Task directions –
Leave out the pictures and return every entry exactly as it appears.

BEGIN Material

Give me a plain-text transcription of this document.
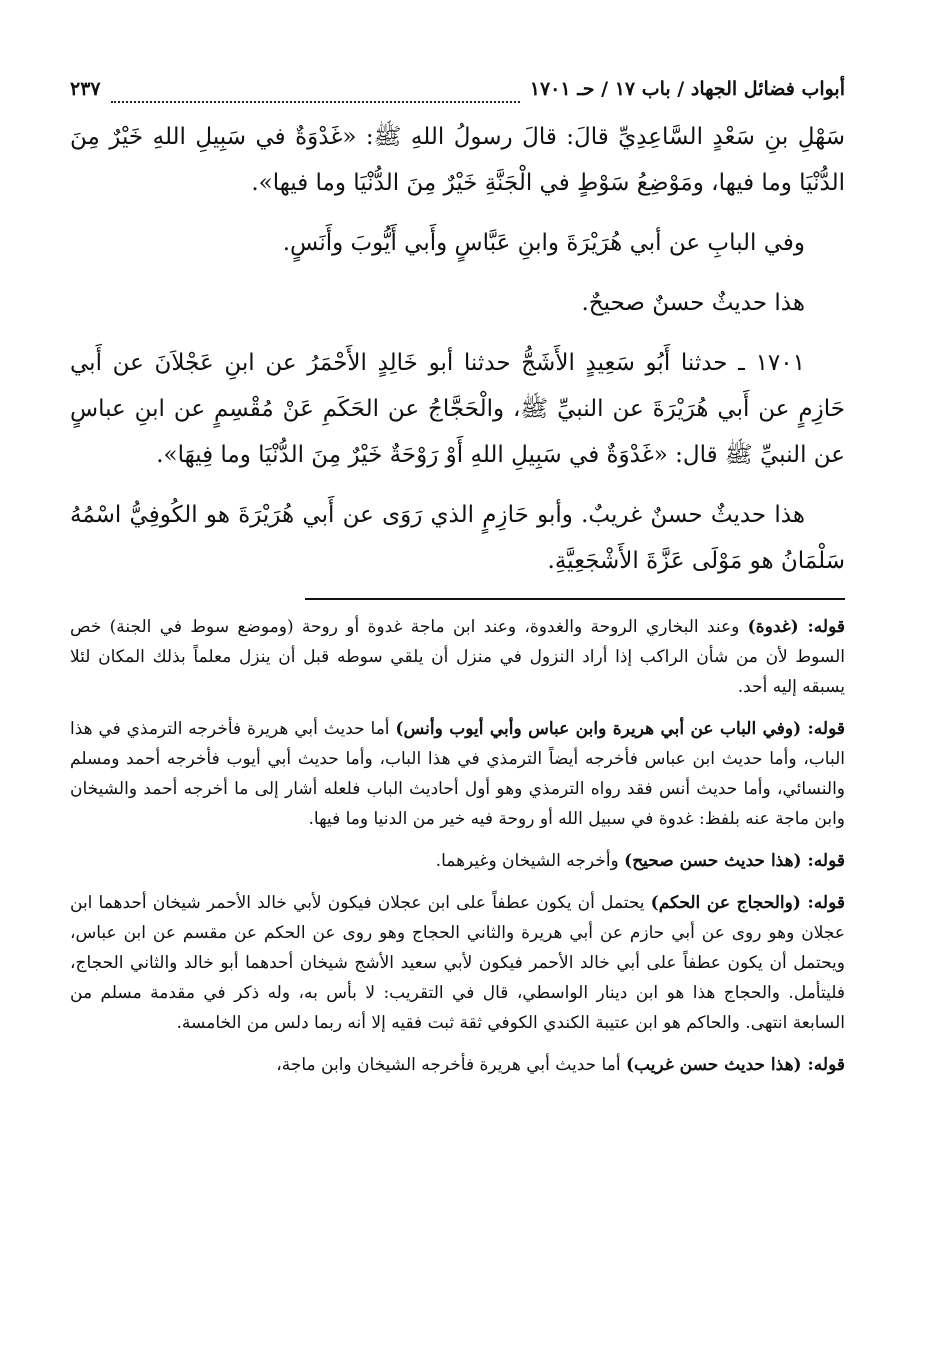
أبواب فضائل الجهاد / باب ١٧ / حـ ١٧٠١
٢٣٧

سَهْلِ بنِ سَعْدٍ السَّاعِدِيِّ قالَ: قالَ رسولُ اللهِ ﷺ: «غَدْوَةٌ في سَبِيلِ اللهِ خَيْرٌ مِنَ الدُّنْيَا وما فيها، ومَوْضِعُ سَوْطٍ في الْجَنَّةِ خَيْرٌ مِنَ الدُّنْيَا وما فيها».

وفي البابِ عن أبي هُرَيْرَةَ وابنِ عَبَّاسٍ وأَبي أَيُّوبَ وأَنَسٍ.

هذا حديثٌ حسنٌ صحيحٌ.

١٧٠١ ـ حدثنا أَبُو سَعِيدٍ الأَشَجُّ حدثنا أبو خَالِدٍ الأَحْمَرُ عن ابنِ عَجْلاَنَ عن أَبي حَازِمٍ عن أَبي هُرَيْرَةَ عن النبيِّ ﷺ، والْحَجَّاجُ عن الحَكَمِ عَنْ مُقْسِمٍ عن ابنِ عباسٍ عن النبيِّ ﷺ قال: «غَدْوَةٌ في سَبِيلِ اللهِ أَوْ رَوْحَةٌ خَيْرٌ مِنَ الدُّنْيَا وما فِيهَا».

هذا حديثٌ حسنٌ غريبٌ. وأبو حَازِمٍ الذي رَوَى عن أَبي هُرَيْرَةَ هو الكُوفِيُّ اسْمُهُ سَلْمَانُ هو مَوْلَى عَزَّةَ الأَشْجَعِيَّةِ.

قوله: (غدوة) وعند البخاري الروحة والغدوة، وعند ابن ماجة غدوة أو روحة (وموضع سوط في الجنة) خص السوط لأن من شأن الراكب إذا أراد النزول في منزل أن يلقي سوطه قبل أن ينزل معلماً بذلك المكان لئلا يسبقه إليه أحد.

قوله: (وفي الباب عن أبي هريرة وابن عباس وأبي أيوب وأنس) أما حديث أبي هريرة فأخرجه الترمذي في هذا الباب، وأما حديث ابن عباس فأخرجه أيضاً الترمذي في هذا الباب، وأما حديث أبي أيوب فأخرجه أحمد ومسلم والنسائي، وأما حديث أنس فقد رواه الترمذي وهو أول أحاديث الباب فلعله أشار إلى ما أخرجه أحمد والشيخان وابن ماجة عنه بلفظ: غدوة في سبيل الله أو روحة فيه خير من الدنيا وما فيها.

قوله: (هذا حديث حسن صحيح) وأخرجه الشيخان وغيرهما.

قوله: (والحجاج عن الحكم) يحتمل أن يكون عطفاً على ابن عجلان فيكون لأبي خالد الأحمر شيخان أحدهما ابن عجلان وهو روى عن أبي حازم عن أبي هريرة والثاني الحجاج وهو روى عن الحكم عن مقسم عن ابن عباس، ويحتمل أن يكون عطفاً على أبي خالد الأحمر فيكون لأبي سعيد الأشج شيخان أحدهما أبو خالد والثاني الحجاج، فليتأمل. والحجاج هذا هو ابن دينار الواسطي، قال في التقريب: لا بأس به، وله ذكر في مقدمة مسلم من السابعة انتهى. والحاكم هو ابن عتيبة الكندي الكوفي ثقة ثبت فقيه إلا أنه ربما دلس من الخامسة.

قوله: (هذا حديث حسن غريب) أما حديث أبي هريرة فأخرجه الشيخان وابن ماجة،
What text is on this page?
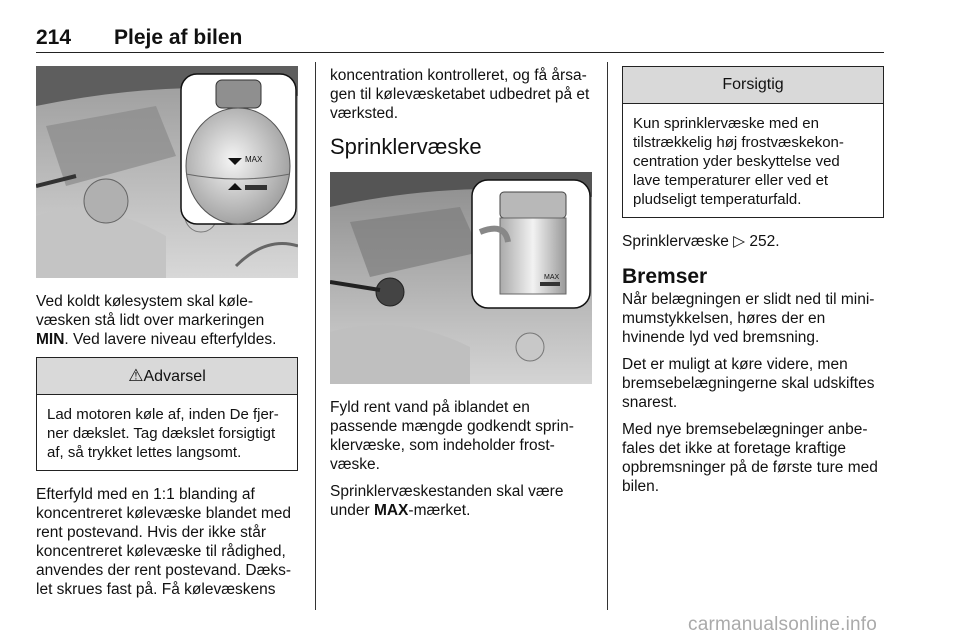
214 Pleje af bilen
MAX

Ved koldt kølesystem skal køle-
væsken stå lidt over markeringen
MIN. Ved lavere niveau efterfyldes.

⚠Advarsel
Lad motoren køle af, inden De fjer-
ner dækslet. Tag dækslet forsigtigt
af, så trykket lettes langsomt.

Efterfyld med en 1:1 blanding af
koncentreret kølevæske blandet med
rent postevand. Hvis der ikke står
koncentreret kølevæske til rådighed,
anvendes der rent postevand. Dæks-
let skrues fast på. Få kølevæskens

koncentration kontrolleret, og få årsa-
gen til kølevæsketabet udbedret på et
værksted.

Sprinklervæske
MAX

Fyld rent vand på iblandet en
passende mængde godkendt sprin-
klervæske, som indeholder frost-
væske.

Sprinklervæskestanden skal være
under MAX-mærket.

Forsigtig
Kun sprinklervæske med en
tilstrækkelig høj frostvæskekon-
centration yder beskyttelse ved
lave temperaturer eller ved et
pludseligt temperaturfald.

Sprinklervæske ▷ 252.

Bremser

Når belægningen er slidt ned til mini-
mumstykkelsen, høres der en
hvinende lyd ved bremsning.

Det er muligt at køre videre, men
bremsebelægningerne skal udskiftes
snarest.

Med nye bremsebelægninger anbe-
fales det ikke at foretage kraftige
opbremsninger på de første ture med
bilen.

carmanualsonline.info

END Material

Output of the task –
Give me a plain-text transcription of this document.
أبواب فضائل الجهاد / باب ١٧ / حـ ١٧٠١
٢٣٧

سَهْلِ بنِ سَعْدٍ السَّاعِدِيِّ قالَ: قالَ رسولُ اللهِ ﷺ: «غَدْوَةٌ في سَبِيلِ اللهِ خَيْرٌ مِنَ الدُّنْيَا وما فيها، ومَوْضِعُ سَوْطٍ في الْجَنَّةِ خَيْرٌ مِنَ الدُّنْيَا وما فيها».

وفي البابِ عن أبي هُرَيْرَةَ وابنِ عَبَّاسٍ وأَبي أَيُّوبَ وأَنَسٍ.

هذا حديثٌ حسنٌ صحيحٌ.

١٧٠١ ـ حدثنا أَبُو سَعِيدٍ الأَشَجُّ حدثنا أبو خَالِدٍ الأَحْمَرُ عن ابنِ عَجْلاَنَ عن أَبي حَازِمٍ عن أَبي هُرَيْرَةَ عن النبيِّ ﷺ، والْحَجَّاجُ عن الحَكَمِ عَنْ مُقْسِمٍ عن ابنِ عباسٍ عن النبيِّ ﷺ قال: «غَدْوَةٌ في سَبِيلِ اللهِ أَوْ رَوْحَةٌ خَيْرٌ مِنَ الدُّنْيَا وما فِيهَا».

هذا حديثٌ حسنٌ غريبٌ. وأبو حَازِمٍ الذي رَوَى عن أَبي هُرَيْرَةَ هو الكُوفِيُّ اسْمُهُ سَلْمَانُ هو مَوْلَى عَزَّةَ الأَشْجَعِيَّةِ.

قوله: (غدوة) وعند البخاري الروحة والغدوة، وعند ابن ماجة غدوة أو روحة (وموضع سوط في الجنة) خص السوط لأن من شأن الراكب إذا أراد النزول في منزل أن يلقي سوطه قبل أن ينزل معلماً بذلك المكان لئلا يسبقه إليه أحد.

قوله: (وفي الباب عن أبي هريرة وابن عباس وأبي أيوب وأنس) أما حديث أبي هريرة فأخرجه الترمذي في هذا الباب، وأما حديث ابن عباس فأخرجه أيضاً الترمذي في هذا الباب، وأما حديث أبي أيوب فأخرجه أحمد ومسلم والنسائي، وأما حديث أنس فقد رواه الترمذي وهو أول أحاديث الباب فلعله أشار إلى ما أخرجه أحمد والشيخان وابن ماجة عنه بلفظ: غدوة في سبيل الله أو روحة فيه خير من الدنيا وما فيها.

قوله: (هذا حديث حسن صحيح) وأخرجه الشيخان وغيرهما.

قوله: (والحجاج عن الحكم) يحتمل أن يكون عطفاً على ابن عجلان فيكون لأبي خالد الأحمر شيخان أحدهما ابن عجلان وهو روى عن أبي حازم عن أبي هريرة والثاني الحجاج وهو روى عن الحكم عن مقسم عن ابن عباس، ويحتمل أن يكون عطفاً على أبي خالد الأحمر فيكون لأبي سعيد الأشج شيخان أحدهما أبو خالد والثاني الحجاج، فليتأمل. والحجاج هذا هو ابن دينار الواسطي، قال في التقريب: لا بأس به، وله ذكر في مقدمة مسلم من السابعة انتهى. والحاكم هو ابن عتيبة الكندي الكوفي ثقة ثبت فقيه إلا أنه ربما دلس من الخامسة.

قوله: (هذا حديث حسن غريب) أما حديث أبي هريرة فأخرجه الشيخان وابن ماجة،
What text is on this page?
214 Pleje af bilen
MAX

Ved koldt kølesystem skal køle-
væsken stå lidt over markeringen
MIN. Ved lavere niveau efterfyldes.

⚠Advarsel
Lad motoren køle af, inden De fjer-
ner dækslet. Tag dækslet forsigtigt
af, så trykket lettes langsomt.

Efterfyld med en 1:1 blanding af
koncentreret kølevæske blandet med
rent postevand. Hvis der ikke står
koncentreret kølevæske til rådighed,
anvendes der rent postevand. Dæks-
let skrues fast på. Få kølevæskens

koncentration kontrolleret, og få årsa-
gen til kølevæsketabet udbedret på et
værksted.

Sprinklervæske
MAX

Fyld rent vand på iblandet en
passende mængde godkendt sprin-
klervæske, som indeholder frost-
væske.

Sprinklervæskestanden skal være
under MAX-mærket.

Forsigtig
Kun sprinklervæske med en
tilstrækkelig høj frostvæskekon-
centration yder beskyttelse ved
lave temperaturer eller ved et
pludseligt temperaturfald.

Sprinklervæske ▷ 252.

Bremser

Når belægningen er slidt ned til mini-
mumstykkelsen, høres der en
hvinende lyd ved bremsning.

Det er muligt at køre videre, men
bremsebelægningerne skal udskiftes
snarest.

Med nye bremsebelægninger anbe-
fales det ikke at foretage kraftige
opbremsninger på de første ture med
bilen.

carmanualsonline.info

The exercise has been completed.